→ Information supplied
________________

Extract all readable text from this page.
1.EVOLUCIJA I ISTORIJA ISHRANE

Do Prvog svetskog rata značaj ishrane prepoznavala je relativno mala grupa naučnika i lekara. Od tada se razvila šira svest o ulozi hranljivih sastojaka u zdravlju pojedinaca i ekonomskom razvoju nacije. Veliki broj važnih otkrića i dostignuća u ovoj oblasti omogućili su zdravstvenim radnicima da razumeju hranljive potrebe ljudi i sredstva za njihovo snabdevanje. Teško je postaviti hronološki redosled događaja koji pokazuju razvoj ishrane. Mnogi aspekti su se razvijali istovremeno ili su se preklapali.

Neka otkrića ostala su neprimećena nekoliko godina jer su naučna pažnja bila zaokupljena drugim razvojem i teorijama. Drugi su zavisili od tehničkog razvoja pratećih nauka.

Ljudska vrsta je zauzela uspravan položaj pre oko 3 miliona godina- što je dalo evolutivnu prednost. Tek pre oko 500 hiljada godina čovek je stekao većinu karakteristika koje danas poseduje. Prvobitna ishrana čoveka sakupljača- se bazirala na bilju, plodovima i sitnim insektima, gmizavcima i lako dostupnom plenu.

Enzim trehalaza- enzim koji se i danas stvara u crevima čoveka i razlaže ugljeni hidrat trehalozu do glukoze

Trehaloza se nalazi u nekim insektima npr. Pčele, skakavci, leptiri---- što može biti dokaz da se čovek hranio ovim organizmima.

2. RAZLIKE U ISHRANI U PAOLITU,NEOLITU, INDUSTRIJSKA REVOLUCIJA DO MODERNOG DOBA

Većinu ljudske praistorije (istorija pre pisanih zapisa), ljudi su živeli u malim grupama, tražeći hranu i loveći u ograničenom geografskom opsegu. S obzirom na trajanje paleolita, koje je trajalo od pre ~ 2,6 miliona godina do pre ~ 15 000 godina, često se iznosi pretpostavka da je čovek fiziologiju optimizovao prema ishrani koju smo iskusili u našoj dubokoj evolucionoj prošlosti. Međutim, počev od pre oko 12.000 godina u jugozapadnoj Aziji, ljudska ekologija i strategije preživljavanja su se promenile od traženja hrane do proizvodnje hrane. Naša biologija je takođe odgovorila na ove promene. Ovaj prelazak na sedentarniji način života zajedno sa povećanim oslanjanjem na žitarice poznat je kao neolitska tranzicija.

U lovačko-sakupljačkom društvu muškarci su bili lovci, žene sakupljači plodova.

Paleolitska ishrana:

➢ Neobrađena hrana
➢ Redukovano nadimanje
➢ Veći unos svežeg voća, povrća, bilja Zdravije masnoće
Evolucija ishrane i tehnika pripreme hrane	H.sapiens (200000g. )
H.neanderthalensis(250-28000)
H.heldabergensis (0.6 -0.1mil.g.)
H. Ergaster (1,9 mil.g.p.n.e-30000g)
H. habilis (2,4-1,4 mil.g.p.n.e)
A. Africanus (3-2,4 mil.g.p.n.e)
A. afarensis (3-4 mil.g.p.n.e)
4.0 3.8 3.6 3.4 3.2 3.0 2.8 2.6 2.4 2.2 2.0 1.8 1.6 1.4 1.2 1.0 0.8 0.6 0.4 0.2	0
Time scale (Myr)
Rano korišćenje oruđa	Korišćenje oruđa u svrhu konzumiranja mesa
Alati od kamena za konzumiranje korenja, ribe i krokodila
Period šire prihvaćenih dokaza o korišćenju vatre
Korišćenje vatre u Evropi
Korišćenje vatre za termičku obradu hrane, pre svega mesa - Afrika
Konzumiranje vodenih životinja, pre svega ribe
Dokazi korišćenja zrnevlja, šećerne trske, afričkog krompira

________________

→ Problem description
List all lines above in which the string "svega" appears.

→ The response
Korišćenje vatre za termičku obradu hrane, pre svega mesa - Afrika
Konzumiranje vodenih životinja, pre svega ribe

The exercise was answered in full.